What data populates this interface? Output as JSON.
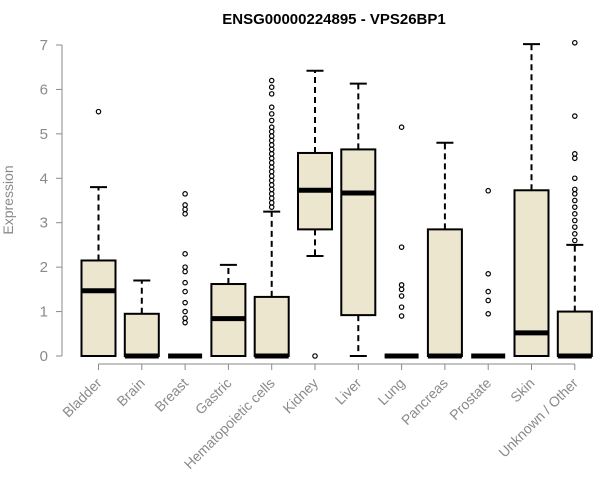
{
  "chart_data": {
    "type": "boxplot",
    "title": "ENSG00000224895 - VPS26BP1",
    "xlabel": "",
    "ylabel": "Expression",
    "ylim": [
      0,
      7
    ],
    "yticks": [
      0,
      1,
      2,
      3,
      4,
      5,
      6,
      7
    ],
    "box_color": "#ede6cf",
    "categories": [
      "Bladder",
      "Brain",
      "Breast",
      "Gastric",
      "Hematopoietic cells",
      "Kidney",
      "Liver",
      "Lung",
      "Pancreas",
      "Prostate",
      "Skin",
      "Unknown / Other"
    ],
    "boxes": [
      {
        "q1": 0.0,
        "median": 1.47,
        "q3": 2.15,
        "whisker_low": 0.0,
        "whisker_high": 3.8,
        "outliers": [
          5.5
        ]
      },
      {
        "q1": 0.0,
        "median": 0.0,
        "q3": 0.95,
        "whisker_low": 0.0,
        "whisker_high": 1.7,
        "outliers": []
      },
      {
        "q1": 0.0,
        "median": 0.0,
        "q3": 0.0,
        "whisker_low": 0.0,
        "whisker_high": 0.0,
        "outliers": [
          0.75,
          0.85,
          1.0,
          1.2,
          1.45,
          1.65,
          1.9,
          2.0,
          2.3,
          3.2,
          3.3,
          3.4,
          3.65
        ]
      },
      {
        "q1": 0.0,
        "median": 0.84,
        "q3": 1.62,
        "whisker_low": 0.0,
        "whisker_high": 2.05,
        "outliers": []
      },
      {
        "q1": 0.0,
        "median": 0.0,
        "q3": 1.33,
        "whisker_low": 0.0,
        "whisker_high": 3.25,
        "outliers": [
          3.35,
          3.45,
          3.55,
          3.65,
          3.75,
          3.85,
          3.95,
          4.05,
          4.15,
          4.25,
          4.35,
          4.45,
          4.55,
          4.65,
          4.75,
          4.85,
          4.95,
          5.05,
          5.15,
          5.3,
          5.45,
          5.6,
          5.9,
          6.05,
          6.2
        ]
      },
      {
        "q1": 2.85,
        "median": 3.73,
        "q3": 4.57,
        "whisker_low": 2.25,
        "whisker_high": 6.42,
        "outliers": [
          0.0
        ]
      },
      {
        "q1": 0.92,
        "median": 3.67,
        "q3": 4.65,
        "whisker_low": 0.0,
        "whisker_high": 6.13,
        "outliers": []
      },
      {
        "q1": 0.0,
        "median": 0.0,
        "q3": 0.0,
        "whisker_low": 0.0,
        "whisker_high": 0.0,
        "outliers": [
          0.9,
          1.1,
          1.35,
          1.5,
          1.6,
          2.45,
          5.15
        ]
      },
      {
        "q1": 0.0,
        "median": 0.0,
        "q3": 2.85,
        "whisker_low": 0.0,
        "whisker_high": 4.8,
        "outliers": []
      },
      {
        "q1": 0.0,
        "median": 0.0,
        "q3": 0.0,
        "whisker_low": 0.0,
        "whisker_high": 0.0,
        "outliers": [
          0.95,
          1.25,
          1.45,
          1.85,
          3.72
        ]
      },
      {
        "q1": 0.0,
        "median": 0.52,
        "q3": 3.73,
        "whisker_low": 0.0,
        "whisker_high": 7.02,
        "outliers": []
      },
      {
        "q1": 0.0,
        "median": 0.0,
        "q3": 1.0,
        "whisker_low": 0.0,
        "whisker_high": 2.5,
        "outliers": [
          2.6,
          2.75,
          2.9,
          3.05,
          3.2,
          3.35,
          3.5,
          3.65,
          3.75,
          4.0,
          4.45,
          4.55,
          5.4,
          7.05
        ]
      }
    ]
  }
}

· · · · ·

I would like the data copied exactly as it stands, with no pictures included.

What data populates this interface? Output as JSON.
{
  "chart_data": {
    "type": "boxplot",
    "title": "ENSG00000224895 - VPS26BP1",
    "xlabel": "",
    "ylabel": "Expression",
    "ylim": [
      0,
      7
    ],
    "yticks": [
      0,
      1,
      2,
      3,
      4,
      5,
      6,
      7
    ],
    "box_color": "#ede6cf",
    "categories": [
      "Bladder",
      "Brain",
      "Breast",
      "Gastric",
      "Hematopoietic cells",
      "Kidney",
      "Liver",
      "Lung",
      "Pancreas",
      "Prostate",
      "Skin",
      "Unknown / Other"
    ],
    "boxes": [
      {
        "q1": 0.0,
        "median": 1.47,
        "q3": 2.15,
        "whisker_low": 0.0,
        "whisker_high": 3.8,
        "outliers": [
          5.5
        ]
      },
      {
        "q1": 0.0,
        "median": 0.0,
        "q3": 0.95,
        "whisker_low": 0.0,
        "whisker_high": 1.7,
        "outliers": []
      },
      {
        "q1": 0.0,
        "median": 0.0,
        "q3": 0.0,
        "whisker_low": 0.0,
        "whisker_high": 0.0,
        "outliers": [
          0.75,
          0.85,
          1.0,
          1.2,
          1.45,
          1.65,
          1.9,
          2.0,
          2.3,
          3.2,
          3.3,
          3.4,
          3.65
        ]
      },
      {
        "q1": 0.0,
        "median": 0.84,
        "q3": 1.62,
        "whisker_low": 0.0,
        "whisker_high": 2.05,
        "outliers": []
      },
      {
        "q1": 0.0,
        "median": 0.0,
        "q3": 1.33,
        "whisker_low": 0.0,
        "whisker_high": 3.25,
        "outliers": [
          3.35,
          3.45,
          3.55,
          3.65,
          3.75,
          3.85,
          3.95,
          4.05,
          4.15,
          4.25,
          4.35,
          4.45,
          4.55,
          4.65,
          4.75,
          4.85,
          4.95,
          5.05,
          5.15,
          5.3,
          5.45,
          5.6,
          5.9,
          6.05,
          6.2
        ]
      },
      {
        "q1": 2.85,
        "median": 3.73,
        "q3": 4.57,
        "whisker_low": 2.25,
        "whisker_high": 6.42,
        "outliers": [
          0.0
        ]
      },
      {
        "q1": 0.92,
        "median": 3.67,
        "q3": 4.65,
        "whisker_low": 0.0,
        "whisker_high": 6.13,
        "outliers": []
      },
      {
        "q1": 0.0,
        "median": 0.0,
        "q3": 0.0,
        "whisker_low": 0.0,
        "whisker_high": 0.0,
        "outliers": [
          0.9,
          1.1,
          1.35,
          1.5,
          1.6,
          2.45,
          5.15
        ]
      },
      {
        "q1": 0.0,
        "median": 0.0,
        "q3": 2.85,
        "whisker_low": 0.0,
        "whisker_high": 4.8,
        "outliers": []
      },
      {
        "q1": 0.0,
        "median": 0.0,
        "q3": 0.0,
        "whisker_low": 0.0,
        "whisker_high": 0.0,
        "outliers": [
          0.95,
          1.25,
          1.45,
          1.85,
          3.72
        ]
      },
      {
        "q1": 0.0,
        "median": 0.52,
        "q3": 3.73,
        "whisker_low": 0.0,
        "whisker_high": 7.02,
        "outliers": []
      },
      {
        "q1": 0.0,
        "median": 0.0,
        "q3": 1.0,
        "whisker_low": 0.0,
        "whisker_high": 2.5,
        "outliers": [
          2.6,
          2.75,
          2.9,
          3.05,
          3.2,
          3.35,
          3.5,
          3.65,
          3.75,
          4.0,
          4.45,
          4.55,
          5.4,
          7.05
        ]
      }
    ]
  }
}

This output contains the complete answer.